## Directive
Return all the entries exactly, keeping pictures out.

## Data provided
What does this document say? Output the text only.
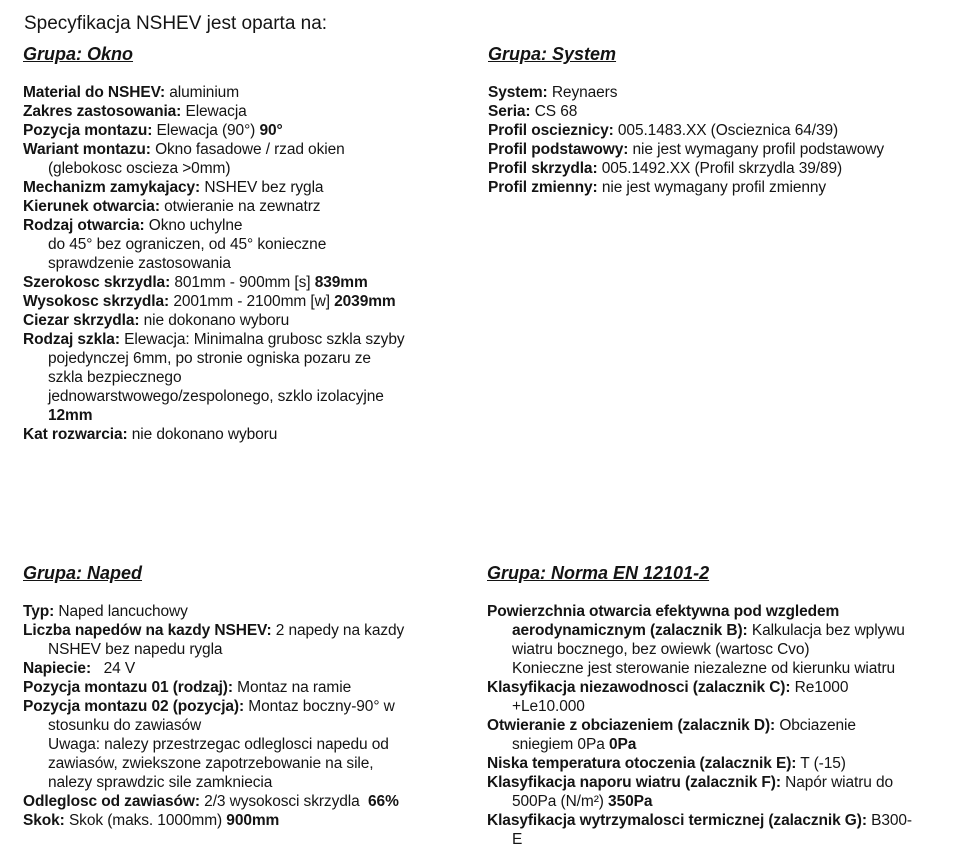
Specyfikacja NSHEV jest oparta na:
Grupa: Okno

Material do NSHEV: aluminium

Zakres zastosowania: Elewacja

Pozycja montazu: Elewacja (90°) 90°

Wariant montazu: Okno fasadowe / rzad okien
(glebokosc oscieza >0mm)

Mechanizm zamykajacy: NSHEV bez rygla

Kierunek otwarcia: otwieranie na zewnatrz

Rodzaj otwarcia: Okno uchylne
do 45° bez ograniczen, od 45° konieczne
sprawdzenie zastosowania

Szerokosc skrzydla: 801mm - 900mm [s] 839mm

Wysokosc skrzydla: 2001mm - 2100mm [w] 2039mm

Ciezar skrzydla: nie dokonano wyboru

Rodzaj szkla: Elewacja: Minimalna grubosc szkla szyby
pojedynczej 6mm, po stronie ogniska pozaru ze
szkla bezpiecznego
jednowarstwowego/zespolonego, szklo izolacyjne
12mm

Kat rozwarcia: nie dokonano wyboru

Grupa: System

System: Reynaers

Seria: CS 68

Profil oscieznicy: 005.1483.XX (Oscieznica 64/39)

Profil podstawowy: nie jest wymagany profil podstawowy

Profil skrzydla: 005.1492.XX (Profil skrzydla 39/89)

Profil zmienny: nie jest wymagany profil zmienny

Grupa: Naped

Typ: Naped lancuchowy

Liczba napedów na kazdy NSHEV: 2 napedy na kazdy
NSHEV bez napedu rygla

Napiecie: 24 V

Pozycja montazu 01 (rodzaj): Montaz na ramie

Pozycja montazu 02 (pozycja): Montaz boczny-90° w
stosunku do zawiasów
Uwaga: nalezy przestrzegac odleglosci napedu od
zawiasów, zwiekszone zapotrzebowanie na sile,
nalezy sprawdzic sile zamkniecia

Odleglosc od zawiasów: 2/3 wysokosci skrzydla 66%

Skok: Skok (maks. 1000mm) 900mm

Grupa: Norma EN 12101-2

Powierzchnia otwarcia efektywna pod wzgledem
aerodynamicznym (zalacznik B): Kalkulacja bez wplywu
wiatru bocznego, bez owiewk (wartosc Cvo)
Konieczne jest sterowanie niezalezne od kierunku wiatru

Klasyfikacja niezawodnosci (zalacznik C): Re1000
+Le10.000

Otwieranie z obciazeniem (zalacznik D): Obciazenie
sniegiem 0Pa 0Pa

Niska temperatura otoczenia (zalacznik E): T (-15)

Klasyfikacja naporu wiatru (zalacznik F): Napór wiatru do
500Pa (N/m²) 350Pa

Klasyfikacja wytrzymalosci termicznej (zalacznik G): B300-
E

## Right answer
What does this document say? Output the text only.
Specyfikacja NSHEV jest oparta na:
Grupa: Okno

Material do NSHEV: aluminium

Zakres zastosowania: Elewacja

Pozycja montazu: Elewacja (90°) 90°

Wariant montazu: Okno fasadowe / rzad okien
(glebokosc oscieza >0mm)

Mechanizm zamykajacy: NSHEV bez rygla

Kierunek otwarcia: otwieranie na zewnatrz

Rodzaj otwarcia: Okno uchylne
do 45° bez ograniczen, od 45° konieczne
sprawdzenie zastosowania

Szerokosc skrzydla: 801mm - 900mm [s] 839mm

Wysokosc skrzydla: 2001mm - 2100mm [w] 2039mm

Ciezar skrzydla: nie dokonano wyboru

Rodzaj szkla: Elewacja: Minimalna grubosc szkla szyby
pojedynczej 6mm, po stronie ogniska pozaru ze
szkla bezpiecznego
jednowarstwowego/zespolonego, szklo izolacyjne
12mm

Kat rozwarcia: nie dokonano wyboru

Grupa: System

System: Reynaers

Seria: CS 68

Profil oscieznicy: 005.1483.XX (Oscieznica 64/39)

Profil podstawowy: nie jest wymagany profil podstawowy

Profil skrzydla: 005.1492.XX (Profil skrzydla 39/89)

Profil zmienny: nie jest wymagany profil zmienny

Grupa: Naped

Typ: Naped lancuchowy

Liczba napedów na kazdy NSHEV: 2 napedy na kazdy
NSHEV bez napedu rygla

Napiecie: 24 V

Pozycja montazu 01 (rodzaj): Montaz na ramie

Pozycja montazu 02 (pozycja): Montaz boczny-90° w
stosunku do zawiasów
Uwaga: nalezy przestrzegac odleglosci napedu od
zawiasów, zwiekszone zapotrzebowanie na sile,
nalezy sprawdzic sile zamkniecia

Odleglosc od zawiasów: 2/3 wysokosci skrzydla 66%

Skok: Skok (maks. 1000mm) 900mm

Grupa: Norma EN 12101-2

Powierzchnia otwarcia efektywna pod wzgledem
aerodynamicznym (zalacznik B): Kalkulacja bez wplywu
wiatru bocznego, bez owiewk (wartosc Cvo)
Konieczne jest sterowanie niezalezne od kierunku wiatru

Klasyfikacja niezawodnosci (zalacznik C): Re1000
+Le10.000

Otwieranie z obciazeniem (zalacznik D): Obciazenie
sniegiem 0Pa 0Pa

Niska temperatura otoczenia (zalacznik E): T (-15)

Klasyfikacja naporu wiatru (zalacznik F): Napór wiatru do
500Pa (N/m²) 350Pa

Klasyfikacja wytrzymalosci termicznej (zalacznik G): B300-
E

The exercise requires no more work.